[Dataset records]
────

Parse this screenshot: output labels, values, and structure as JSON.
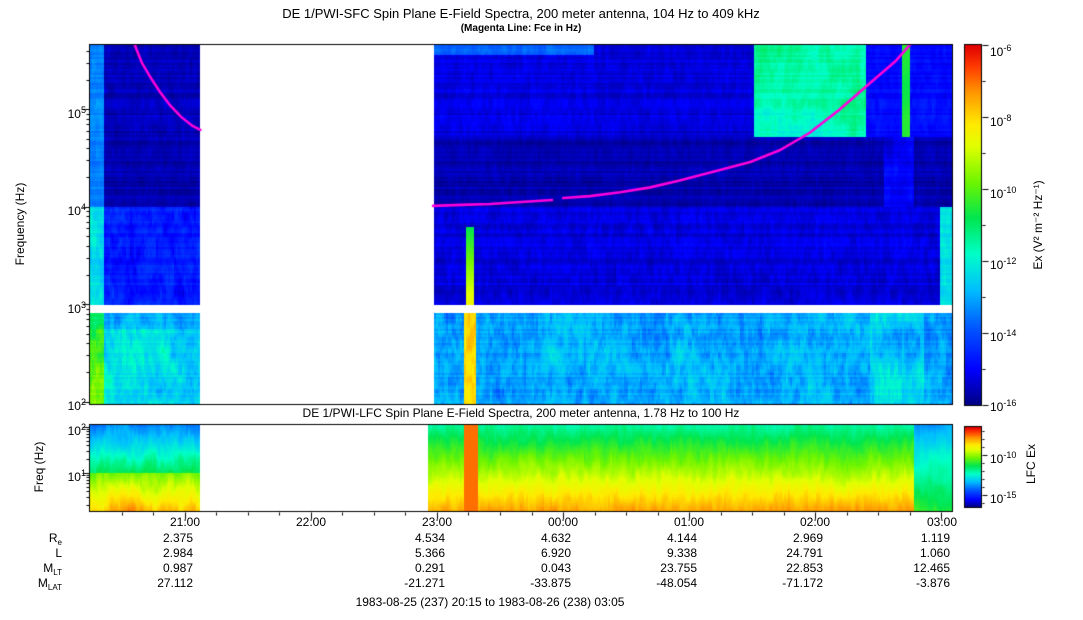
{
  "sfc_panel": {
    "title": "DE 1/PWI-SFC  Spin Plane E-Field Spectra, 200 meter antenna, 104 Hz to 409 kHz",
    "subtitle": "(Magenta Line: Fce in Hz)",
    "ylabel": "Frequency (Hz)",
    "yticks": [
      {
        "base": "10",
        "exp": "5"
      },
      {
        "base": "10",
        "exp": "4"
      },
      {
        "base": "10",
        "exp": "3"
      },
      {
        "base": "10",
        "exp": "2"
      }
    ],
    "colorbar": {
      "label": "Ex (V² m⁻² Hz⁻¹)",
      "ticks": [
        {
          "base": "10",
          "exp": "-6"
        },
        {
          "base": "10",
          "exp": "-8"
        },
        {
          "base": "10",
          "exp": "-10"
        },
        {
          "base": "10",
          "exp": "-12"
        },
        {
          "base": "10",
          "exp": "-14"
        },
        {
          "base": "10",
          "exp": "-16"
        }
      ]
    }
  },
  "lfc_panel": {
    "title": "DE 1/PWI-LFC  Spin Plane E-Field Spectra, 200 meter antenna, 1.78 Hz to 100 Hz",
    "ylabel": "Freq (Hz)",
    "yticks": [
      {
        "base": "10",
        "exp": "2"
      },
      {
        "base": "10",
        "exp": "1"
      }
    ],
    "colorbar": {
      "label": "LFC Ex",
      "ticks": [
        {
          "base": "10",
          "exp": "-10"
        },
        {
          "base": "10",
          "exp": "-15"
        }
      ]
    }
  },
  "ephemeris": {
    "row_labels": [
      {
        "base": "R",
        "sub": "e"
      },
      {
        "base": "L",
        "sub": ""
      },
      {
        "base": "M",
        "sub": "LT"
      },
      {
        "base": "M",
        "sub": "LAT"
      }
    ],
    "columns": [
      {
        "time": "21:00",
        "values": [
          "2.375",
          "2.984",
          "0.987",
          "27.112"
        ]
      },
      {
        "time": "22:00",
        "values": []
      },
      {
        "time": "23:00",
        "values": [
          "4.534",
          "5.366",
          "0.291",
          "-21.271"
        ]
      },
      {
        "time": "00:00",
        "values": [
          "4.632",
          "6.920",
          "0.043",
          "-33.875"
        ]
      },
      {
        "time": "01:00",
        "values": [
          "4.144",
          "9.338",
          "23.755",
          "-48.054"
        ]
      },
      {
        "time": "02:00",
        "values": [
          "2.969",
          "24.791",
          "22.853",
          "-71.172"
        ]
      },
      {
        "time": "03:00",
        "values": [
          "1.119",
          "1.060",
          "12.465",
          "-3.876"
        ]
      }
    ]
  },
  "footer": "1983-08-25 (237) 20:15 to 1983-08-26 (238) 03:05",
  "chart_data": [
    {
      "id": "sfc",
      "type": "heatmap",
      "title": "DE 1/PWI-SFC  Spin Plane E-Field Spectra, 200 meter antenna, 104 Hz to 409 kHz",
      "subtitle": "(Magenta Line: Fce in Hz)",
      "ylabel": "Frequency (Hz)",
      "yscale": "log",
      "ylim_hz": [
        100,
        409000
      ],
      "y_tick_labels": [
        "10^5",
        "10^4",
        "10^3",
        "10^2"
      ],
      "x_time_range": [
        "1983-08-25 20:15",
        "1983-08-26 03:05"
      ],
      "x_tick_labels": [
        "21:00",
        "22:00",
        "23:00",
        "00:00",
        "01:00",
        "02:00",
        "03:00"
      ],
      "colorbar": {
        "label": "Ex (V^2 m^-2 Hz^-1)",
        "scale": "log",
        "tick_exponents": [
          -6,
          -8,
          -10,
          -12,
          -14,
          -16
        ]
      },
      "data_gap_frac": [
        0.128,
        0.398
      ],
      "band_gap_exp": [
        2.92,
        3.0
      ],
      "magenta_line": {
        "meaning": "Fce in Hz",
        "color": "#ff00dd",
        "branches": [
          [
            [
              0.052,
              5.66
            ],
            [
              0.06,
              5.48
            ],
            [
              0.07,
              5.33
            ],
            [
              0.081,
              5.18
            ],
            [
              0.093,
              5.04
            ],
            [
              0.106,
              4.92
            ],
            [
              0.119,
              4.83
            ],
            [
              0.128,
              4.79
            ]
          ],
          [
            [
              0.398,
              4.01
            ],
            [
              0.43,
              4.02
            ],
            [
              0.464,
              4.03
            ],
            [
              0.5,
              4.05
            ],
            [
              0.536,
              4.07
            ]
          ],
          [
            [
              0.549,
              4.09
            ],
            [
              0.58,
              4.11
            ],
            [
              0.615,
              4.15
            ],
            [
              0.65,
              4.2
            ],
            [
              0.684,
              4.27
            ],
            [
              0.723,
              4.36
            ],
            [
              0.766,
              4.46
            ],
            [
              0.8,
              4.58
            ],
            [
              0.835,
              4.76
            ],
            [
              0.87,
              5.0
            ],
            [
              0.905,
              5.27
            ],
            [
              0.934,
              5.49
            ],
            [
              0.952,
              5.67
            ]
          ]
        ]
      },
      "features": [
        {
          "kind": "intense-vertical-streak",
          "t_frac": 0.441,
          "note": "orange-red burst below ~10 kHz near 23:20"
        },
        {
          "kind": "auroral-hiss-curtains",
          "t_range": [
            0.4,
            0.77
          ],
          "f_range_exp": [
            4.72,
            5.66
          ]
        },
        {
          "kind": "bright-green-yellow-blob",
          "t_range": [
            0.77,
            0.9
          ],
          "f_range_exp": [
            4.72,
            5.66
          ]
        },
        {
          "kind": "broadband-turbulence",
          "f_range_exp": [
            2.0,
            2.92
          ]
        }
      ],
      "colormap": [
        [
          0,
          0,
          0,
          130
        ],
        [
          0.1,
          0,
          0,
          255
        ],
        [
          0.22,
          0,
          90,
          255
        ],
        [
          0.32,
          0,
          190,
          255
        ],
        [
          0.42,
          0,
          255,
          200
        ],
        [
          0.52,
          0,
          230,
          80
        ],
        [
          0.62,
          110,
          245,
          0
        ],
        [
          0.72,
          225,
          255,
          0
        ],
        [
          0.78,
          255,
          235,
          0
        ],
        [
          0.87,
          255,
          150,
          0
        ],
        [
          0.94,
          255,
          60,
          0
        ],
        [
          1,
          225,
          0,
          0
        ]
      ]
    },
    {
      "id": "lfc",
      "type": "heatmap",
      "title": "DE 1/PWI-LFC  Spin Plane E-Field Spectra, 200 meter antenna, 1.78 Hz to 100 Hz",
      "ylabel": "Freq (Hz)",
      "yscale": "log",
      "ylim_hz": [
        1.78,
        100
      ],
      "y_tick_labels": [
        "10^2",
        "10^1"
      ],
      "x_time_range": [
        "1983-08-25 20:15",
        "1983-08-26 03:05"
      ],
      "x_tick_labels": [
        "21:00",
        "22:00",
        "23:00",
        "00:00",
        "01:00",
        "02:00",
        "03:00"
      ],
      "colorbar": {
        "label": "LFC Ex",
        "scale": "log",
        "tick_exponents": [
          -10,
          -15
        ]
      },
      "data_gap_frac": [
        0.128,
        0.392
      ],
      "features": [
        {
          "kind": "intense-red-band",
          "t_range": [
            0.392,
            0.955
          ],
          "note": "saturated low-frequency power after 23:00"
        },
        {
          "kind": "red-column",
          "t_frac": 0.443
        },
        {
          "kind": "green-recovery",
          "t_range": [
            0.957,
            1.0
          ]
        }
      ]
    }
  ]
}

────

__GOAL__.
Look through the entries above; copy each line where the string "meter" appears.

__WRITTEN SOLUTION__.
    "title": "DE 1/PWI-SFC  Spin Plane E-Field Spectra, 200 meter antenna, 104 Hz to 409 kHz",
    "title": "DE 1/PWI-LFC  Spin Plane E-Field Spectra, 200 meter antenna, 1.78 Hz to 100 Hz",
      "title": "DE 1/PWI-SFC  Spin Plane E-Field Spectra, 200 meter antenna, 104 Hz to 409 kHz",
      "title": "DE 1/PWI-LFC  Spin Plane E-Field Spectra, 200 meter antenna, 1.78 Hz to 100 Hz",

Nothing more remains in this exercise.